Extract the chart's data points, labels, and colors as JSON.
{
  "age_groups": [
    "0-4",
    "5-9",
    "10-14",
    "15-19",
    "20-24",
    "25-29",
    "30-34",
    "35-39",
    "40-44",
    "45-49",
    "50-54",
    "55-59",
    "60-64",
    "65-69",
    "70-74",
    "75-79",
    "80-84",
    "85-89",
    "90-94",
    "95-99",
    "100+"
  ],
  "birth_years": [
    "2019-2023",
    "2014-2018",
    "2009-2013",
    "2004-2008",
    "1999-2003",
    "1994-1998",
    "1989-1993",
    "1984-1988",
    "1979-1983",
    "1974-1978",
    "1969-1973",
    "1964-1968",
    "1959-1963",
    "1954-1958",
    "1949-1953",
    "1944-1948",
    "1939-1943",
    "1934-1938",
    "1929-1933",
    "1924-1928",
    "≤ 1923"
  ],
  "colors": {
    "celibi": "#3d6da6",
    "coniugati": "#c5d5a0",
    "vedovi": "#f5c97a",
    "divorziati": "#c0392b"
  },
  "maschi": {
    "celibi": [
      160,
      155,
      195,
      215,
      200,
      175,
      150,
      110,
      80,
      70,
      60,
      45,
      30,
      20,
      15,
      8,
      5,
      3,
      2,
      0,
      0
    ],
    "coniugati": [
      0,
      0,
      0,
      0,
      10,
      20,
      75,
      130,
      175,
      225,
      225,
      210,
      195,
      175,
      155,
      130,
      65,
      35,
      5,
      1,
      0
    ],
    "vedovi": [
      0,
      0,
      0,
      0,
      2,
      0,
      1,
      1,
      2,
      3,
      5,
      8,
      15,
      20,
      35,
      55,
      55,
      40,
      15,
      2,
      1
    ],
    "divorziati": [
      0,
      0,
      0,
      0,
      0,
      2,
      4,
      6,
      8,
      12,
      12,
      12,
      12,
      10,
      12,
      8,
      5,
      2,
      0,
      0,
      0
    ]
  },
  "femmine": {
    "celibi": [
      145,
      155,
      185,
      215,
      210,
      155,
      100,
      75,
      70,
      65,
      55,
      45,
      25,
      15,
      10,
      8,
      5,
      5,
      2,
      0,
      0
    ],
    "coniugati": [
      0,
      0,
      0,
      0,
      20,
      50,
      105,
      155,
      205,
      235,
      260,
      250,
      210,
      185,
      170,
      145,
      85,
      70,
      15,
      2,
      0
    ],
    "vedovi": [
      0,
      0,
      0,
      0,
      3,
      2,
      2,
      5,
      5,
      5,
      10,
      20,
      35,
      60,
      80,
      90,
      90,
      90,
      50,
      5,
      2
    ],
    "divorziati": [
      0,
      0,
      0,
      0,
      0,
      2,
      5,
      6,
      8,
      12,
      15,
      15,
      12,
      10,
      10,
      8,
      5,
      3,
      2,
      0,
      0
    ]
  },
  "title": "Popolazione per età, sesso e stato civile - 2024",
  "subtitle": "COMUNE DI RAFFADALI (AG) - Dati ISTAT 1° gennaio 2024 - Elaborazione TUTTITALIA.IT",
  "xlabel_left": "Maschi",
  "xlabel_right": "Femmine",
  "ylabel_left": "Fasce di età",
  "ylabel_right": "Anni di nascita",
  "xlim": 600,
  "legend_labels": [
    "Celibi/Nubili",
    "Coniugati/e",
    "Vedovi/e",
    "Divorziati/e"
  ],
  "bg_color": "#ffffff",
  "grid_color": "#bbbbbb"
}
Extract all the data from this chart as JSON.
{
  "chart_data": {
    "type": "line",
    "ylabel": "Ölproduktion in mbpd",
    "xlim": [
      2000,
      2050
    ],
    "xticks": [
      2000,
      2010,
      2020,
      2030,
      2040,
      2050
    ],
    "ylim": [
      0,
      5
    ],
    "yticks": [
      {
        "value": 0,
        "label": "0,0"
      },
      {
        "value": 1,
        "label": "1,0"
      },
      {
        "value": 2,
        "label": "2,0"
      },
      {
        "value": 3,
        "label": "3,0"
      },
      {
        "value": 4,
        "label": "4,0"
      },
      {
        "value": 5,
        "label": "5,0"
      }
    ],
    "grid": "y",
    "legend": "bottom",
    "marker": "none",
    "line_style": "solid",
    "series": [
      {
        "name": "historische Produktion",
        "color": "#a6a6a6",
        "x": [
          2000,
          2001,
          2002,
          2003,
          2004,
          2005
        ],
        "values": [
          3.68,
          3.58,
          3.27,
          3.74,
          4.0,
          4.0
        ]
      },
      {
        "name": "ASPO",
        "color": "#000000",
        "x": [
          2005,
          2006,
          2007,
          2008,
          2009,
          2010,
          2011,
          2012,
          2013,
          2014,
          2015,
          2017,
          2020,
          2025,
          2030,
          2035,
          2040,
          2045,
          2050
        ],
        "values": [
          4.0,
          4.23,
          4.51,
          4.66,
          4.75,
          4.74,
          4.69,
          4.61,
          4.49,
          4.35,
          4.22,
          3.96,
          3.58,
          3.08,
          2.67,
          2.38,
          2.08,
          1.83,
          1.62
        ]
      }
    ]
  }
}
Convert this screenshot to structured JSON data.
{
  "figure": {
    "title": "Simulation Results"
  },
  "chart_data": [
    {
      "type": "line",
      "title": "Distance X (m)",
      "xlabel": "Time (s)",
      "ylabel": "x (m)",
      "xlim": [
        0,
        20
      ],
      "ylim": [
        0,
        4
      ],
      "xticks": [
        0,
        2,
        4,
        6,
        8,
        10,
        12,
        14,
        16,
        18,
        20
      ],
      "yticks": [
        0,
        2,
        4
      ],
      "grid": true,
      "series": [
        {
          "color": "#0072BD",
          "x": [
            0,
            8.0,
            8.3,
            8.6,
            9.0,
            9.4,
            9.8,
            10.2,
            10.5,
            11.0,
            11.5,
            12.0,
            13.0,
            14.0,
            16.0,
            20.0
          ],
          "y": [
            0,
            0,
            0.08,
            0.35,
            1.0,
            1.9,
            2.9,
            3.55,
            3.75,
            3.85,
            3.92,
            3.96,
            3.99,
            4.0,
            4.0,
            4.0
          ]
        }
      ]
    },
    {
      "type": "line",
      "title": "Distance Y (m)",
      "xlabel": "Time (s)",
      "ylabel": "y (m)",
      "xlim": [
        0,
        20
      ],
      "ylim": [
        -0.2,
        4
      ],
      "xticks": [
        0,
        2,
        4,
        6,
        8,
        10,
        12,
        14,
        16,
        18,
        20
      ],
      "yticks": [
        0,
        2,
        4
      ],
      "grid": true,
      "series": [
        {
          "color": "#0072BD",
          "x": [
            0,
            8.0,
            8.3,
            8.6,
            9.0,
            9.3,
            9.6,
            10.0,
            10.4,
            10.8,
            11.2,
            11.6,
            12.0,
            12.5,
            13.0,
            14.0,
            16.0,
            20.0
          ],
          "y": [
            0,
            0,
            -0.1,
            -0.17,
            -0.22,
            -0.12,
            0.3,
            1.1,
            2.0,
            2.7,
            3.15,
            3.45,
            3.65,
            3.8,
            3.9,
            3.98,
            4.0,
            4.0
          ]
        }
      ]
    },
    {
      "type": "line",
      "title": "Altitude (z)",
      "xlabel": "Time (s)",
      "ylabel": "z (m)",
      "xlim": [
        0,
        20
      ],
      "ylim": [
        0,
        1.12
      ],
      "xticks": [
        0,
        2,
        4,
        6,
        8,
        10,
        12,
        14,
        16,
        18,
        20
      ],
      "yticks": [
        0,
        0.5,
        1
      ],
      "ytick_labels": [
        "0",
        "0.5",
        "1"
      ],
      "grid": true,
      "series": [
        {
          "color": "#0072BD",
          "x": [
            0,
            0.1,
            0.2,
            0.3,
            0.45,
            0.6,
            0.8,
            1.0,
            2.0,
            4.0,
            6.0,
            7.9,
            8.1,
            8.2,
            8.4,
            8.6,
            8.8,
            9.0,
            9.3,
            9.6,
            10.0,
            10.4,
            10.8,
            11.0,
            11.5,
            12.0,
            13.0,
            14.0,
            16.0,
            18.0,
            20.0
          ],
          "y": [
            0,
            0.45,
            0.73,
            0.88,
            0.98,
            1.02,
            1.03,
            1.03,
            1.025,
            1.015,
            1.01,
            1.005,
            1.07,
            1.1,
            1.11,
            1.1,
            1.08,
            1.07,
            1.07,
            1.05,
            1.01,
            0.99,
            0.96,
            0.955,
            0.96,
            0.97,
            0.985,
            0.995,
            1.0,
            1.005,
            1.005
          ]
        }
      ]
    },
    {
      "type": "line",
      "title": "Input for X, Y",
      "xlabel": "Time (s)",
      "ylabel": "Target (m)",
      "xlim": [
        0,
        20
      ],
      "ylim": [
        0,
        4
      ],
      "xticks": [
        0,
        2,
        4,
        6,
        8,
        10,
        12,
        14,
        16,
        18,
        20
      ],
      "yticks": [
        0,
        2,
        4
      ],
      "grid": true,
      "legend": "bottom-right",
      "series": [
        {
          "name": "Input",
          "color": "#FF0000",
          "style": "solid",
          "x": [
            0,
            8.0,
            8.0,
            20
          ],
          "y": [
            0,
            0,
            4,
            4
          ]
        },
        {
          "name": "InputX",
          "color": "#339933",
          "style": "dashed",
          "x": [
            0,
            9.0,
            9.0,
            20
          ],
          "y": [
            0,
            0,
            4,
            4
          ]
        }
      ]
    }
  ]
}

* **What is needed**
Every line of the records that includes the word "JSON" should be gathered.

* **Solution**
Extract the chart's data points, labels, and colors as JSON.
Extract all the data from this chart as JSON.
Convert this screenshot to structured JSON data.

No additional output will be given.